### TASK TO CARRY OUT
Pull out every line below that contains the word "duration".
-- Start MATERIAL FOR THIS TASK --
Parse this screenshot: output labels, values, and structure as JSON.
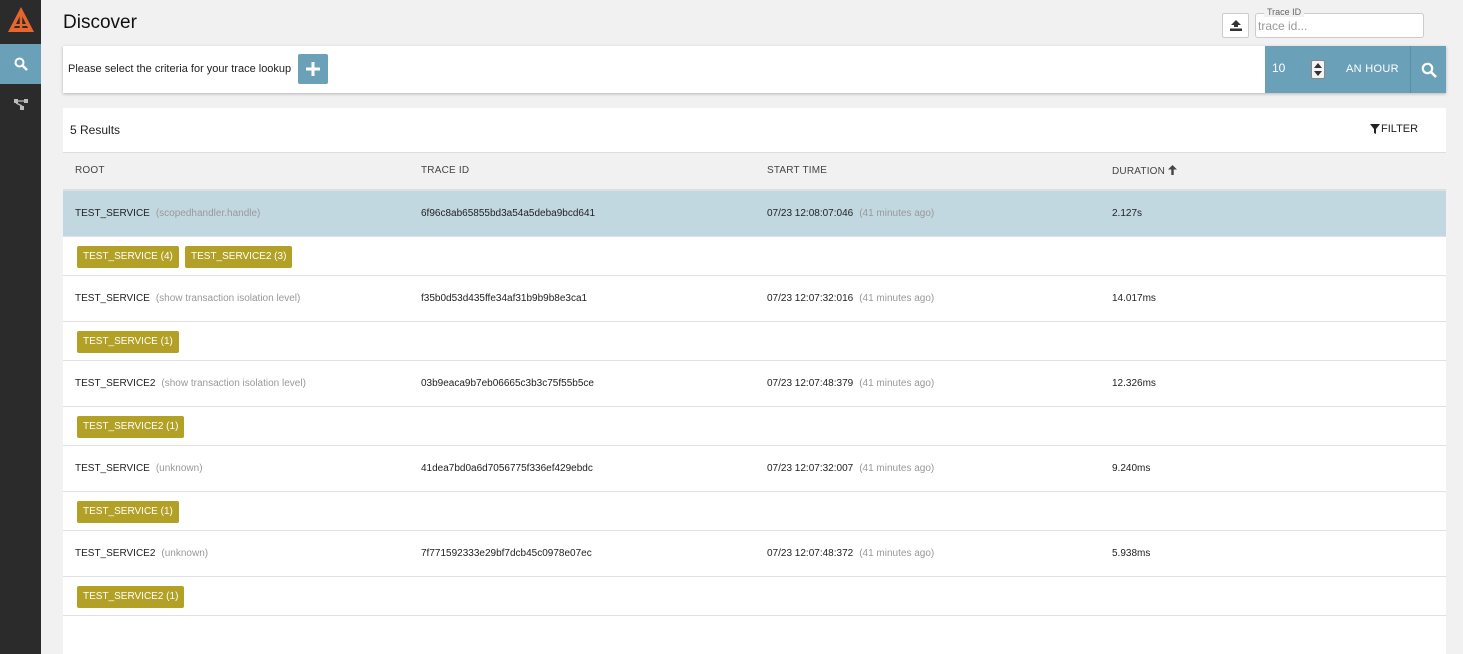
{
  "header": {
    "title": "Discover",
    "trace_id_legend": "Trace ID",
    "trace_id_placeholder": "trace id..."
  },
  "criteria": {
    "prompt": "Please select the criteria for your trace lookup",
    "limit": "10",
    "lookback": "AN HOUR"
  },
  "results": {
    "count_label": "5 Results",
    "filter_label": "FILTER",
    "columns": {
      "root": "ROOT",
      "trace_id": "TRACE ID",
      "start_time": "START TIME",
      "duration": "DURATION"
    },
    "rows": [
      {
        "service": "TEST_SERVICE",
        "span": "(scopedhandler.handle)",
        "trace_id": "6f96c8ab65855bd3a54a5deba9bcd641",
        "start": "07/23 12:08:07:046",
        "ago": "(41 minutes ago)",
        "duration": "2.127s",
        "badges": [
          "TEST_SERVICE (4)",
          "TEST_SERVICE2 (3)"
        ]
      },
      {
        "service": "TEST_SERVICE",
        "span": "(show transaction isolation level)",
        "trace_id": "f35b0d53d435ffe34af31b9b9b8e3ca1",
        "start": "07/23 12:07:32:016",
        "ago": "(41 minutes ago)",
        "duration": "14.017ms",
        "badges": [
          "TEST_SERVICE (1)"
        ]
      },
      {
        "service": "TEST_SERVICE2",
        "span": "(show transaction isolation level)",
        "trace_id": "03b9eaca9b7eb06665c3b3c75f55b5ce",
        "start": "07/23 12:07:48:379",
        "ago": "(41 minutes ago)",
        "duration": "12.326ms",
        "badges": [
          "TEST_SERVICE2 (1)"
        ]
      },
      {
        "service": "TEST_SERVICE",
        "span": "(unknown)",
        "trace_id": "41dea7bd0a6d7056775f336ef429ebdc",
        "start": "07/23 12:07:32:007",
        "ago": "(41 minutes ago)",
        "duration": "9.240ms",
        "badges": [
          "TEST_SERVICE (1)"
        ]
      },
      {
        "service": "TEST_SERVICE2",
        "span": "(unknown)",
        "trace_id": "7f771592333e29bf7dcb45c0978e07ec",
        "start": "07/23 12:07:48:372",
        "ago": "(41 minutes ago)",
        "duration": "5.938ms",
        "badges": [
          "TEST_SERVICE2 (1)"
        ]
      }
    ]
  },
  "colors": {
    "accent": "#6aa1b9",
    "badge": "#b3a026",
    "selected_row": "#c2d8e1",
    "sidebar": "#2b2b2b"
  }
}
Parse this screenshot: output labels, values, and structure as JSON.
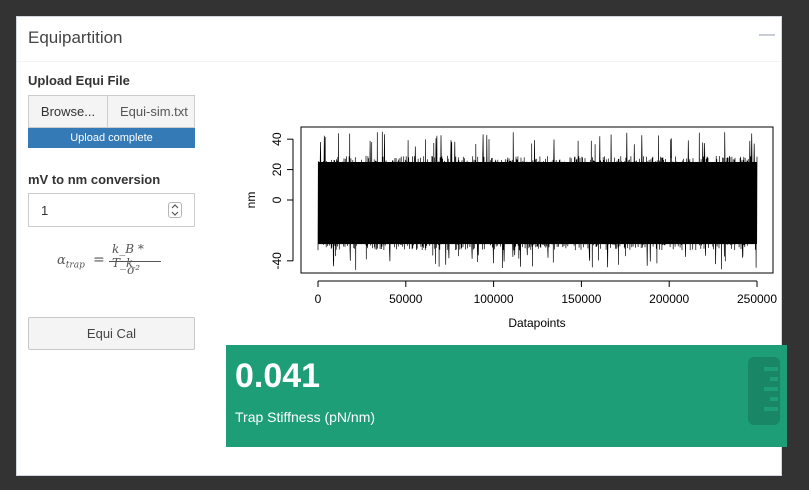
{
  "box": {
    "title": "Equipartition",
    "collapse_icon": "minus-icon"
  },
  "upload": {
    "label": "Upload Equi File",
    "browse_label": "Browse...",
    "file_name": "Equi-sim.txt",
    "progress_text": "Upload complete",
    "progress": 1.0
  },
  "conversion": {
    "label": "mV to nm conversion",
    "value": "1"
  },
  "formula": {
    "lhs": "α",
    "lhs_sub": "trap",
    "eq": "=",
    "numerator": "k_B * T_k",
    "denominator": "σ²"
  },
  "button": {
    "label": "Equi Cal"
  },
  "value_box": {
    "value": "0.041",
    "subtitle": "Trap Stiffness (pN/nm)",
    "icon": "ruler-icon",
    "color": "#1e9e77"
  },
  "chart_data": {
    "type": "line",
    "title": "",
    "xlabel": "Datapoints",
    "ylabel": "nm",
    "xlim": [
      0,
      250000
    ],
    "ylim": [
      -48,
      48
    ],
    "x_ticks": [
      "0",
      "50000",
      "100000",
      "150000",
      "200000",
      "250000"
    ],
    "y_ticks": [
      "-40",
      "0",
      "20",
      "40"
    ],
    "y_tick_values": [
      -40,
      0,
      20,
      40
    ],
    "x_tick_values": [
      0,
      50000,
      100000,
      150000,
      200000,
      250000
    ],
    "series": [
      {
        "x_range": [
          0,
          250000
        ],
        "typical_range": [
          -33,
          29
        ],
        "extremes": [
          -46,
          45
        ],
        "color": "#000000"
      }
    ]
  }
}
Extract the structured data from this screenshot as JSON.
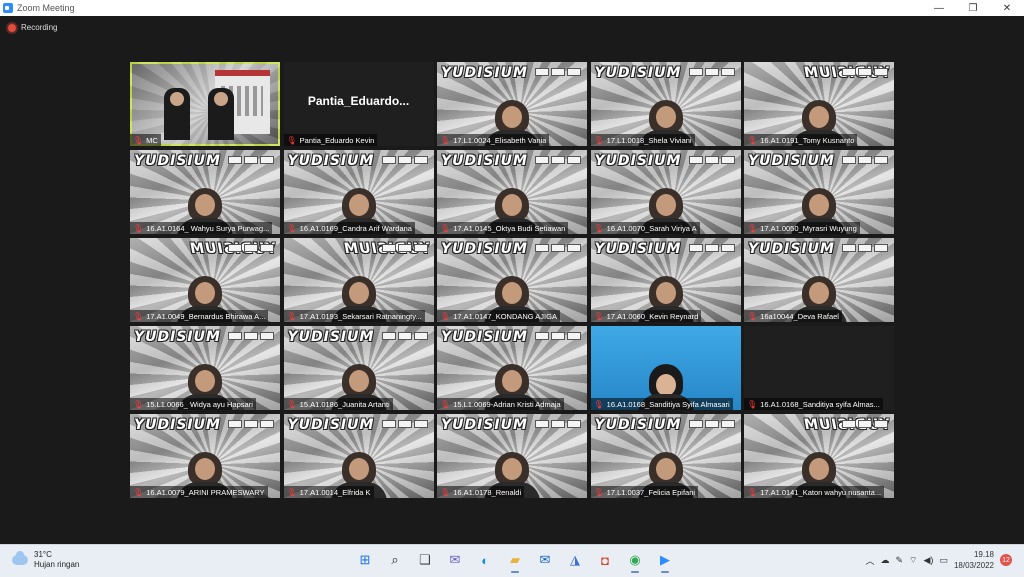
{
  "window": {
    "title": "Zoom Meeting",
    "controls": {
      "minimize": "—",
      "maximize": "❐",
      "close": "✕"
    }
  },
  "recording": {
    "label": "Recording",
    "color": "#e24a3b"
  },
  "tiles": [
    {
      "label": "MC",
      "kind": "mc"
    },
    {
      "label": "Pantia_Eduardo Kevin",
      "kind": "name-only",
      "bigname": "Pantia_Eduardo..."
    },
    {
      "label": "17.L1.0024_Elisabeth Vania",
      "kind": "bg",
      "banner": "YUDISIUM"
    },
    {
      "label": "17.L1.0018_Shela Viviani",
      "kind": "bg",
      "banner": "YUDISIUM"
    },
    {
      "label": "16.A1.0191_Tomy Kusnanto",
      "kind": "bg",
      "banner": "YUDISIUM",
      "mirror": true
    },
    {
      "label": "16.A1.0164_ Wahyu Surya Purwag...",
      "kind": "bg",
      "banner": "YUDISIUM"
    },
    {
      "label": "16.A1.0169_Candra Arif Wardana",
      "kind": "bg",
      "banner": "YUDISIUM"
    },
    {
      "label": "17.A1.0145_Oktya Budi Setiawan",
      "kind": "bg",
      "banner": "YUDISIUM"
    },
    {
      "label": "16.A1.0070_Sarah Viriya A",
      "kind": "bg",
      "banner": "YUDISIUM"
    },
    {
      "label": "17.A1.0050_Myrasri Wuyung",
      "kind": "bg",
      "banner": "YUDISIUM"
    },
    {
      "label": "17.A1.0049_Bernardus Bhirawa A...",
      "kind": "bg",
      "banner": "YUDISIUM",
      "mirror": true
    },
    {
      "label": "17.A1.0193_Sekarsari Ratnaningty...",
      "kind": "bg",
      "banner": "YUDISIUM",
      "mirror": true
    },
    {
      "label": "17.A1.0147_KONDANG AJIGA",
      "kind": "bg",
      "banner": "YUDISIUM"
    },
    {
      "label": "17.A1.0060_Kevin Reynard",
      "kind": "bg",
      "banner": "YUDISIUM"
    },
    {
      "label": "16a10044_Deva Rafael",
      "kind": "bg",
      "banner": "YUDISIUM"
    },
    {
      "label": "15.L1.0066_ Widya ayu Hapsari",
      "kind": "bg",
      "banner": "YUDISIUM"
    },
    {
      "label": "15.A1.0186_Juanita Artanti",
      "kind": "bg",
      "banner": "YUDISIUM"
    },
    {
      "label": "15.L1.0069-Adrian Kristi Admaja",
      "kind": "bg",
      "banner": "YUDISIUM"
    },
    {
      "label": "16.A1.0168_Sanditiya Syifa Almasari",
      "kind": "blue"
    },
    {
      "label": "16.A1.0168_Sanditiya syifa Almas...",
      "kind": "plain"
    },
    {
      "label": "16.A1.0079_ARINI PRAMESWARY",
      "kind": "bg",
      "banner": "YUDISIUM"
    },
    {
      "label": "17.A1.0014_Elfrida K",
      "kind": "bg",
      "banner": "YUDISIUM"
    },
    {
      "label": "16.A1.0178_Renaldi",
      "kind": "bg",
      "banner": "YUDISIUM"
    },
    {
      "label": "17.L1.0037_Felicia Epifani",
      "kind": "bg",
      "banner": "YUDISIUM"
    },
    {
      "label": "17.A1.0141_Katon wahyu nusanta...",
      "kind": "bg",
      "banner": "YUDISIUM",
      "mirror": true
    }
  ],
  "taskbar": {
    "weather": {
      "temp": "31°C",
      "condition": "Hujan ringan"
    },
    "apps": [
      {
        "name": "start-icon",
        "glyph": "⊞",
        "color": "#1a73e8"
      },
      {
        "name": "search-icon",
        "glyph": "⌕",
        "color": "#222"
      },
      {
        "name": "task-view-icon",
        "glyph": "❑",
        "color": "#444"
      },
      {
        "name": "chat-icon",
        "glyph": "✉",
        "color": "#6a5acd"
      },
      {
        "name": "edge-icon",
        "glyph": "◐",
        "color": "#1b8fd6"
      },
      {
        "name": "file-explorer-icon",
        "glyph": "▰",
        "color": "#e8b33a"
      },
      {
        "name": "mail-icon",
        "glyph": "✉",
        "color": "#1463c9"
      },
      {
        "name": "store-icon",
        "glyph": "◮",
        "color": "#3b6fd1"
      },
      {
        "name": "office-icon",
        "glyph": "◘",
        "color": "#d6452b"
      },
      {
        "name": "chrome-icon",
        "glyph": "◉",
        "color": "#34a853"
      },
      {
        "name": "zoom-icon",
        "glyph": "▶",
        "color": "#2d8cff"
      }
    ],
    "tray": {
      "time": "19.18",
      "date": "18/03/2022",
      "notifications": "12"
    }
  }
}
-- End MATERIAL FOR THIS TASK --
### RESPONSE BELOW
      "duration": "DURATION"
        "duration": "2.127s",
        "duration": "14.017ms",
        "duration": "12.326ms",
        "duration": "9.240ms",
        "duration": "5.938ms",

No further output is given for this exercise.